**YOUR GOAL**
Pick out the lines containing "českou".
·····
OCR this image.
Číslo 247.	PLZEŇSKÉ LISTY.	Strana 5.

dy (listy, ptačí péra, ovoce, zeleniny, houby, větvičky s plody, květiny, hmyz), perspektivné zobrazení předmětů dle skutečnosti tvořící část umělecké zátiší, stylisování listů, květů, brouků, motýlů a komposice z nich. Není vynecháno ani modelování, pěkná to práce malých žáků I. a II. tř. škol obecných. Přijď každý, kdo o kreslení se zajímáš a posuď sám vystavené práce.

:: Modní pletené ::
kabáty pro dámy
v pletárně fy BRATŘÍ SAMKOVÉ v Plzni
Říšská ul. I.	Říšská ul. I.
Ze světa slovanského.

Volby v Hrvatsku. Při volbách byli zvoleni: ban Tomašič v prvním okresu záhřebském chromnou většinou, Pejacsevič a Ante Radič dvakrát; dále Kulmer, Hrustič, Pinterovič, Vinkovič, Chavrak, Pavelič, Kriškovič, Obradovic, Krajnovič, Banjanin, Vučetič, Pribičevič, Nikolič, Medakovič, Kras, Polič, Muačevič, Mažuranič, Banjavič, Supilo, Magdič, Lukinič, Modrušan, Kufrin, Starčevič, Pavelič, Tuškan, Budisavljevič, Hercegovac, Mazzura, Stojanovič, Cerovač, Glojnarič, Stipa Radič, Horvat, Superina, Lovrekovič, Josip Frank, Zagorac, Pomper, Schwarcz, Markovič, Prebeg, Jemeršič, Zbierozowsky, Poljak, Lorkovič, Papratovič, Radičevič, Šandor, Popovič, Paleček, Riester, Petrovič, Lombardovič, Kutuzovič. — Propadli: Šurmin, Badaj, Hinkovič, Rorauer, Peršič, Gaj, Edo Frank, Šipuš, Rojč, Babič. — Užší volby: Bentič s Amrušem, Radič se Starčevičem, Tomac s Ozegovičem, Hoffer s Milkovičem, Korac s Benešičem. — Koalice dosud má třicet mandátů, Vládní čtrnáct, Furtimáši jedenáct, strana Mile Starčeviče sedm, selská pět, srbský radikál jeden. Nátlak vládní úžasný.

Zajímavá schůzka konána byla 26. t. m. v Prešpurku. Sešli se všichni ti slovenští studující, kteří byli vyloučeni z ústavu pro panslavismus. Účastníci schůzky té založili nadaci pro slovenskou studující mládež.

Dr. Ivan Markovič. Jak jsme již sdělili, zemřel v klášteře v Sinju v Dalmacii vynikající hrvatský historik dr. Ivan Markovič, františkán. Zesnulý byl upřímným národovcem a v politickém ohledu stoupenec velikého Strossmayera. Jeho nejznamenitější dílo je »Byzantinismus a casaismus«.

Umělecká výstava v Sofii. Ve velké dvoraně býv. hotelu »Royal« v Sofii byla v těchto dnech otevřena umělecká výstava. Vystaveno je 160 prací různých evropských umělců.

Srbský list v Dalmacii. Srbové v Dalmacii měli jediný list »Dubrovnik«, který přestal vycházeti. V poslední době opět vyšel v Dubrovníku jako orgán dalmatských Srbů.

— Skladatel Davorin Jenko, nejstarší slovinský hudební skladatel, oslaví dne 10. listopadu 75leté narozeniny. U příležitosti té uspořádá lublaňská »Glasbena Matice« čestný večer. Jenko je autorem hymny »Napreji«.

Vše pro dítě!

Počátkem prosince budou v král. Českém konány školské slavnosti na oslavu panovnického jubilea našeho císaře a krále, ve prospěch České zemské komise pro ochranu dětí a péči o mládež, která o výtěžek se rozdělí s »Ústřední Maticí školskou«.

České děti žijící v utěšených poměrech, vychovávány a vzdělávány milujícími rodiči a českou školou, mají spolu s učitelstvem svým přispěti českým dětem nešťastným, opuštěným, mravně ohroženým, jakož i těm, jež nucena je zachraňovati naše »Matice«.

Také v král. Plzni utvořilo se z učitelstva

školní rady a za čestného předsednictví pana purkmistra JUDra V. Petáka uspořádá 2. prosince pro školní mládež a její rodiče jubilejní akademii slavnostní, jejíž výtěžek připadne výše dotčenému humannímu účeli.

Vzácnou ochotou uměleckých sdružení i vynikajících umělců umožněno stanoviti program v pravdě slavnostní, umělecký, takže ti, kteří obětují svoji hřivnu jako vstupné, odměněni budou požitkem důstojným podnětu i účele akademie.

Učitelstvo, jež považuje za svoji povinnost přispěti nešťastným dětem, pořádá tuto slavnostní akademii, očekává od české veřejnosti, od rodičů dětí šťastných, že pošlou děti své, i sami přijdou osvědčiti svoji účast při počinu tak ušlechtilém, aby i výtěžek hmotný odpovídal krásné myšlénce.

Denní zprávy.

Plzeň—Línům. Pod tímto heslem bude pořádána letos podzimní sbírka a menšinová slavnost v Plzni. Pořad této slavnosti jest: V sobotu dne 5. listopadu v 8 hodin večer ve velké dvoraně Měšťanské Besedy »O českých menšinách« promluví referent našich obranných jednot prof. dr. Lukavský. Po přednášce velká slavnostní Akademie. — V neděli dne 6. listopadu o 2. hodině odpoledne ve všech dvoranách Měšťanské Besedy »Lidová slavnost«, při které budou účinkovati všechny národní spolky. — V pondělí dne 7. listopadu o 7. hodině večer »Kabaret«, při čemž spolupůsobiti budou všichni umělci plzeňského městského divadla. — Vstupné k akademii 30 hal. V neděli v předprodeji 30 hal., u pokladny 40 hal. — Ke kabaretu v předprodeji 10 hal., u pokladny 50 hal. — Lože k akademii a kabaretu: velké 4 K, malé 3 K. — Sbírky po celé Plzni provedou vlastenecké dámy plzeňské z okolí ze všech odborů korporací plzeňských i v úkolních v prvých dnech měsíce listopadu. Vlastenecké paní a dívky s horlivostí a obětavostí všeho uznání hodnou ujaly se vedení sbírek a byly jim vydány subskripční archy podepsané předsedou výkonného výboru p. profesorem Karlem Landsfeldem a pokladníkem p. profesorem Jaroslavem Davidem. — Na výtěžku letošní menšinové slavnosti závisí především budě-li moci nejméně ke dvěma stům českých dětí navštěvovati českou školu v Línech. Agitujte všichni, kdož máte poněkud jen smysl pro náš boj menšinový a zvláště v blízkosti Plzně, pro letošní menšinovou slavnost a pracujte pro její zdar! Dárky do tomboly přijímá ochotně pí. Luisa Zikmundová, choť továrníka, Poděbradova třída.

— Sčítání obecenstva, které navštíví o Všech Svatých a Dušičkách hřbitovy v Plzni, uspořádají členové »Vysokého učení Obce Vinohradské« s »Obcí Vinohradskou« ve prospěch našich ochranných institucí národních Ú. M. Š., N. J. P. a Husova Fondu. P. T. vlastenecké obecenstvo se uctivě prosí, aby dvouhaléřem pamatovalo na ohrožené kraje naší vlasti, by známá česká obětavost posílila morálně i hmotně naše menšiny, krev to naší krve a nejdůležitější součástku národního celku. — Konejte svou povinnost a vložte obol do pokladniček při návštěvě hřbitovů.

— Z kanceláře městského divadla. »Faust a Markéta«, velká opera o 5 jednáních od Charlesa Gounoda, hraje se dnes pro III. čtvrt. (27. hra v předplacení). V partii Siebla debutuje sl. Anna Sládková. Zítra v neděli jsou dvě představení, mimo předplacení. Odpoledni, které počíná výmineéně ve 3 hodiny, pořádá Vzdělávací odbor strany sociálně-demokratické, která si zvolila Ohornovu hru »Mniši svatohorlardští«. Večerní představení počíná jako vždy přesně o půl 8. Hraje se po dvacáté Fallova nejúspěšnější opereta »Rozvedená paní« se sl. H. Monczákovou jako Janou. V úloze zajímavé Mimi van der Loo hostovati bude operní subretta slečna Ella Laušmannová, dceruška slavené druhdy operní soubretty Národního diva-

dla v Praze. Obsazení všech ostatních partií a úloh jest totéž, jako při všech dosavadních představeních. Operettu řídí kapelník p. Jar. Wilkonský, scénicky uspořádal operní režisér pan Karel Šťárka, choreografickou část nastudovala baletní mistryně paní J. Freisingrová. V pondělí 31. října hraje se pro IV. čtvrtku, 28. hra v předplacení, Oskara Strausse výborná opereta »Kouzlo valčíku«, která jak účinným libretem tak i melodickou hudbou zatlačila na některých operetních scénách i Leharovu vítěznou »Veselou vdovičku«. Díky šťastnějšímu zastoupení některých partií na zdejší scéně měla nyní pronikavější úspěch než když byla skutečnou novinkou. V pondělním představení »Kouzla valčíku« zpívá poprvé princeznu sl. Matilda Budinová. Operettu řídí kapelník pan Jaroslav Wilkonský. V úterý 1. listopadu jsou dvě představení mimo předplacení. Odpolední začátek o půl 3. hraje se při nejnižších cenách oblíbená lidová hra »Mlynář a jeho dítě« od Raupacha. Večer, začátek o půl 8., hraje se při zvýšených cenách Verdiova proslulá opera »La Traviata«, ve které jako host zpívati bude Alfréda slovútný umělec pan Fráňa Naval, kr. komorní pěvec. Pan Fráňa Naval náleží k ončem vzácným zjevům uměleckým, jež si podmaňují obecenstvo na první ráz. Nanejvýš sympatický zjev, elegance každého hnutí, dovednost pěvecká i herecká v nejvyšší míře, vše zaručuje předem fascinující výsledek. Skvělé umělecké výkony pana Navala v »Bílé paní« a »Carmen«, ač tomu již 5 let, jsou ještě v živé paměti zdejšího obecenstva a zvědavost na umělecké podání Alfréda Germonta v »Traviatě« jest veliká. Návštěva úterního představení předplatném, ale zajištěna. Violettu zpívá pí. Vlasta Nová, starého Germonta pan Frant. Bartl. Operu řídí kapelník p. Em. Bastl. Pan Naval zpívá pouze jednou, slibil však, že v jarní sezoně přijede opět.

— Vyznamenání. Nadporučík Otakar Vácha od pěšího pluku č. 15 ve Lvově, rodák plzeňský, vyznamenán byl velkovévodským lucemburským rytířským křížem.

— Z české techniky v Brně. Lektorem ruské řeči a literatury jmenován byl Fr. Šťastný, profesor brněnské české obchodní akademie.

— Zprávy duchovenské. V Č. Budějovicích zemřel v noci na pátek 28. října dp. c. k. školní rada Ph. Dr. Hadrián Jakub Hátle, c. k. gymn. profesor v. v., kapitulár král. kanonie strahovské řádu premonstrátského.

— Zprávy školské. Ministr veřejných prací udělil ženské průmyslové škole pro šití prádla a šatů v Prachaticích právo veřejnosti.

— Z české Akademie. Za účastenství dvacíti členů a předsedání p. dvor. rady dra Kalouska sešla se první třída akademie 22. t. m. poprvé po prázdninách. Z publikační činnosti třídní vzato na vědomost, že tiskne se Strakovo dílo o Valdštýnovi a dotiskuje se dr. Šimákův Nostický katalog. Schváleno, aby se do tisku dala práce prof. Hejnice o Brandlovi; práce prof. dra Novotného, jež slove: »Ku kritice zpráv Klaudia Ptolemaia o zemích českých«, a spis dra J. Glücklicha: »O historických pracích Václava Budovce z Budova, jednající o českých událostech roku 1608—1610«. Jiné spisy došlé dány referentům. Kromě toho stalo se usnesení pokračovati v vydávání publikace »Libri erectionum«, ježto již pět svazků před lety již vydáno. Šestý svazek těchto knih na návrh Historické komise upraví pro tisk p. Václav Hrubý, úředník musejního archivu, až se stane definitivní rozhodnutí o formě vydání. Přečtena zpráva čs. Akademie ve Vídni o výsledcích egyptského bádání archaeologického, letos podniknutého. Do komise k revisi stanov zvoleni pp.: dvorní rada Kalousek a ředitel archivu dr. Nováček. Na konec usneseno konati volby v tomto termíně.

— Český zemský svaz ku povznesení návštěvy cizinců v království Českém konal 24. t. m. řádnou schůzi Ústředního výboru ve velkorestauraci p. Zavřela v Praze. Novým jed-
·····
**TASK RESULT**
České děti žijící v utěšených poměrech, vychovávány a vzdělávány milujícími rodiči a českou školou, mají spolu s učitelstvem svým přispěti českým dětem nešťastným, opuštěným, mravně ohroženým, jakož i těm, jež nucena je zachraňovati naše »Matice«.
Plzeň—Línům. Pod tímto heslem bude pořádána letos podzimní sbírka a menšinová slavnost v Plzni. Pořad této slavnosti jest: V sobotu dne 5. listopadu v 8 hodin večer ve velké dvoraně Měšťanské Besedy »O českých menšinách« promluví referent našich obranných jednot prof. dr. Lukavský. Po přednášce velká slavnostní Akademie. — V neděli dne 6. listopadu o 2. hodině odpoledne ve všech dvoranách Měšťanské Besedy »Lidová slavnost«, při které budou účinkovati všechny národní spolky. — V pondělí dne 7. listopadu o 7. hodině večer »Kabaret«, při čemž spolupůsobiti budou všichni umělci plzeňského městského divadla. — Vstupné k akademii 30 hal. V neděli v předprodeji 30 hal., u pokladny 40 hal. — Ke kabaretu v předprodeji 10 hal., u pokladny 50 hal. — Lože k akademii a kabaretu: velké 4 K, malé 3 K. — Sbírky po celé Plzni provedou vlastenecké dámy plzeňské z okolí ze všech odborů korporací plzeňských i v úkolních v prvých dnech měsíce listopadu. Vlastenecké paní a dívky s horlivostí a obětavostí všeho uznání hodnou ujaly se vedení sbírek a byly jim vydány subskripční archy podepsané předsedou výkonného výboru p. profesorem Karlem Landsfeldem a pokladníkem p. profesorem Jaroslavem Davidem. — Na výtěžku letošní menšinové slavnosti závisí především budě-li moci nejméně ke dvěma stům českých dětí navštěvovati českou školu v Línech. Agitujte všichni, kdož máte poněkud jen smysl pro náš boj menšinový a zvláště v blízkosti Plzně, pro letošní menšinovou slavnost a pracujte pro její zdar! Dárky do tomboly přijímá ochotně pí. Luisa Zikmundová, choť továrníka, Poděbradova třída.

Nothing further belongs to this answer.